> WHAT THE EXERCISE ASKS
Check each line below for the word "icon", and copy those that have it.
• • • •
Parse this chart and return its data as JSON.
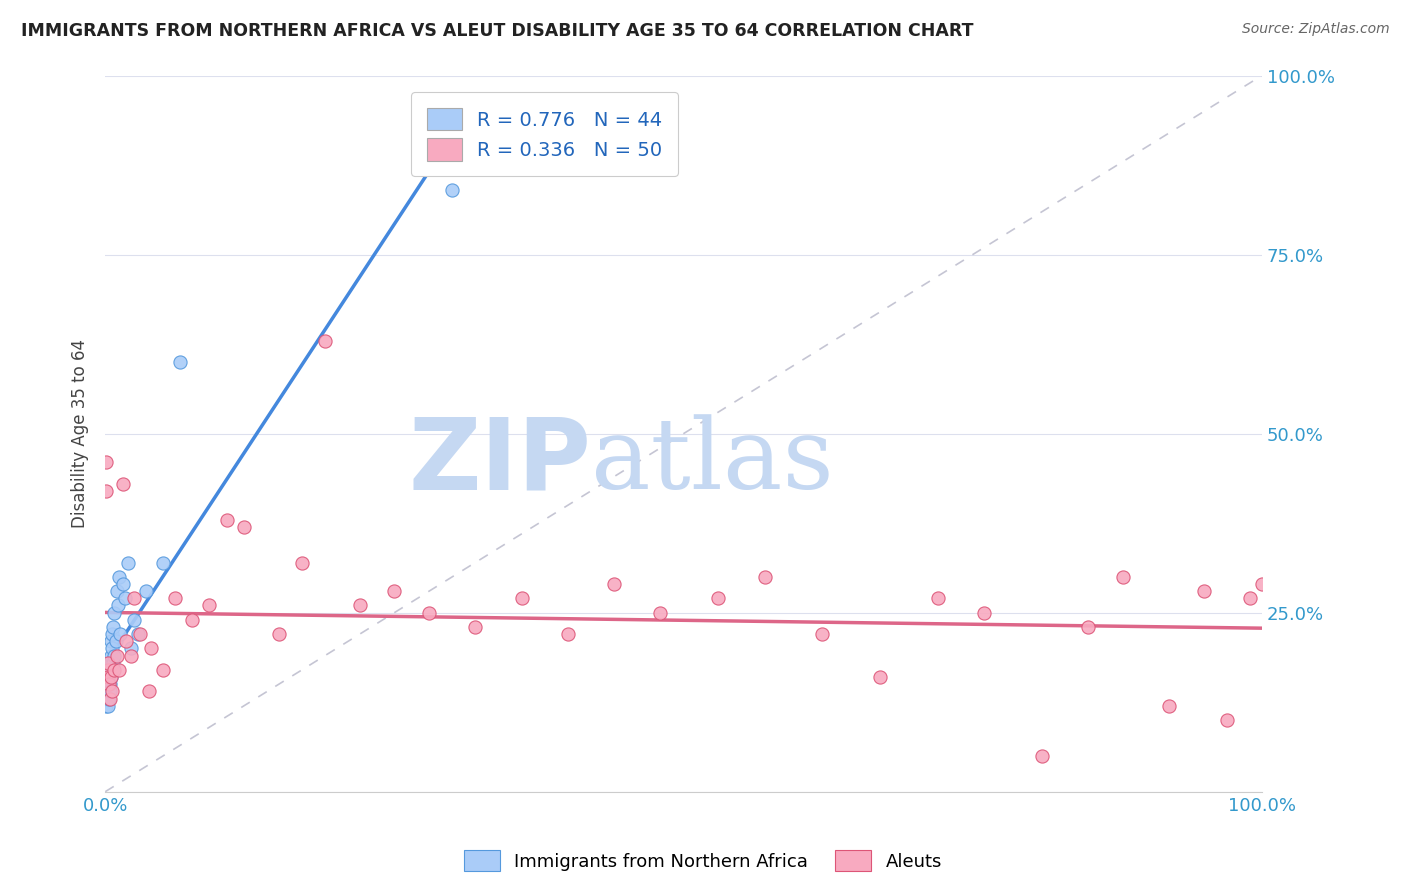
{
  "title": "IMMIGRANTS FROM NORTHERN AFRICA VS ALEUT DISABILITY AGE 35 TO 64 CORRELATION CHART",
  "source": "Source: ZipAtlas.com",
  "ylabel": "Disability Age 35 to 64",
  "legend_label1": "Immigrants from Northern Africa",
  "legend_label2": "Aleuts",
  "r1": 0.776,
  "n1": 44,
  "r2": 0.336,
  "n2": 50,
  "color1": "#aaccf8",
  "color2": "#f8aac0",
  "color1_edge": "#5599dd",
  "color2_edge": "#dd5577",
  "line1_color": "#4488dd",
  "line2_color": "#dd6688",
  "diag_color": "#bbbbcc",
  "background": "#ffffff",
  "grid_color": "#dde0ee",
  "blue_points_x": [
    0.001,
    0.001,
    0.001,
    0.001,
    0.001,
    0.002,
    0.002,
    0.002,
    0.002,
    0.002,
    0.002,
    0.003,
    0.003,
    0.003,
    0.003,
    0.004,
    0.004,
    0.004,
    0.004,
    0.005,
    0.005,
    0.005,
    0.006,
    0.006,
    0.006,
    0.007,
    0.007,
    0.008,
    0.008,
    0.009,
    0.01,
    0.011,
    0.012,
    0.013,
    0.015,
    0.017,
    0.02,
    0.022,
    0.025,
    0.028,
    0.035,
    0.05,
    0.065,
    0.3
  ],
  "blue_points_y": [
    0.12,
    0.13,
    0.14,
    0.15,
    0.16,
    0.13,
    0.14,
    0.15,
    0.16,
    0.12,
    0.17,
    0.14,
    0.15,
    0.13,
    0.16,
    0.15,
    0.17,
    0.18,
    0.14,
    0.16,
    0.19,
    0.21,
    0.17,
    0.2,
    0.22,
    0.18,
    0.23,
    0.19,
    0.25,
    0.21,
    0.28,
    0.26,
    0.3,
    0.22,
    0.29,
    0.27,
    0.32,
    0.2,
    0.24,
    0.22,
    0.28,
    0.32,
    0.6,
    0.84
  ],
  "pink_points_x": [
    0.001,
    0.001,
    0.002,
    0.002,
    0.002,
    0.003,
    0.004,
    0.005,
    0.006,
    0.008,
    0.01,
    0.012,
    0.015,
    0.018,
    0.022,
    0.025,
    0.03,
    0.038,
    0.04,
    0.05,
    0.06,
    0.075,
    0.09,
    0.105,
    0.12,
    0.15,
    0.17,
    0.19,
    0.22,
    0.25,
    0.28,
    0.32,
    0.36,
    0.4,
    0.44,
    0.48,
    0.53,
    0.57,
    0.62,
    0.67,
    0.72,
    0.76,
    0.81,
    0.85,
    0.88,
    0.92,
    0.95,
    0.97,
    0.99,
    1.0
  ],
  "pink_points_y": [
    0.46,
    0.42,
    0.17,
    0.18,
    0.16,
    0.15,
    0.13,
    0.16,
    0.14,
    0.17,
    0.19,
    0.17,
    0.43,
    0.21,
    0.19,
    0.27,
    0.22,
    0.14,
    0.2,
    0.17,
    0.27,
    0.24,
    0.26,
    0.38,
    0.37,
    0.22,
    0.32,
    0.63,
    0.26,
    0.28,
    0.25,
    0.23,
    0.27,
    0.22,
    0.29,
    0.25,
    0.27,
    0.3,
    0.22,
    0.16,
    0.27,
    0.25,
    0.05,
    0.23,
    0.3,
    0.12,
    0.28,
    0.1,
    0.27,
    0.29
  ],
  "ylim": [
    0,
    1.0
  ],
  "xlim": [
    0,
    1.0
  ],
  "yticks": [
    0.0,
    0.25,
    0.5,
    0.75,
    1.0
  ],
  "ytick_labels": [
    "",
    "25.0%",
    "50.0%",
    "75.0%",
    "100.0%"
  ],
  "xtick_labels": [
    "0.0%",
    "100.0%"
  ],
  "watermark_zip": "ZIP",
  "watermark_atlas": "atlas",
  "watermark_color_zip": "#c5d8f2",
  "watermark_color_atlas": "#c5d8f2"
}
• • • •
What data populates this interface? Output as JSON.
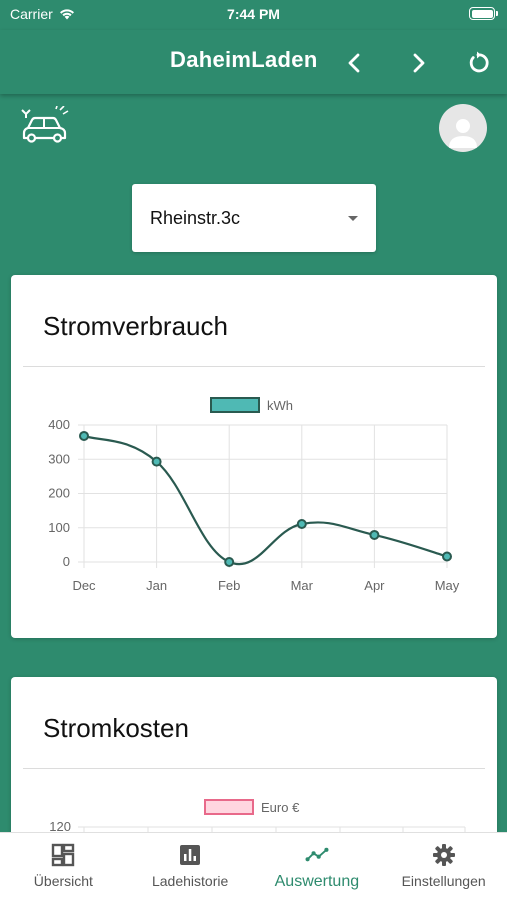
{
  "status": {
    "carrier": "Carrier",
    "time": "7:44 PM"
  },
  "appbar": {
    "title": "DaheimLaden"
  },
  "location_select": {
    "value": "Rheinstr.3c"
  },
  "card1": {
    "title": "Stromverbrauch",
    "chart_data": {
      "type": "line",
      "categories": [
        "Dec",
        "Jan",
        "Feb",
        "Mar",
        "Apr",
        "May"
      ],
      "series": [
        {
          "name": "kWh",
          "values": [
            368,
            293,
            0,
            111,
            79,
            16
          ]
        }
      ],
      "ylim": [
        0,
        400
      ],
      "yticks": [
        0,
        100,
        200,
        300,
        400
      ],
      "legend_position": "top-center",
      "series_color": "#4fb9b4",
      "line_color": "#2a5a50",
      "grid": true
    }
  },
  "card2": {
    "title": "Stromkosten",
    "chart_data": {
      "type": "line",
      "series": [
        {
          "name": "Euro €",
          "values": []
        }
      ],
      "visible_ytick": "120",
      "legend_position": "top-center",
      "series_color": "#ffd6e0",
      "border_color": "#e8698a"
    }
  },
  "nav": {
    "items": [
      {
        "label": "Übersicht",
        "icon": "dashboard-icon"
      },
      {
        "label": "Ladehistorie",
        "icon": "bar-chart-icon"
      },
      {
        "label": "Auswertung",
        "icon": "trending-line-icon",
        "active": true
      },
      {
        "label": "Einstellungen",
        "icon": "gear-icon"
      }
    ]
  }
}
• • • •
> TASK OUTPUT
        "icon": "dashboard-icon"
        "icon": "bar-chart-icon"
        "icon": "trending-line-icon",
        "icon": "gear-icon"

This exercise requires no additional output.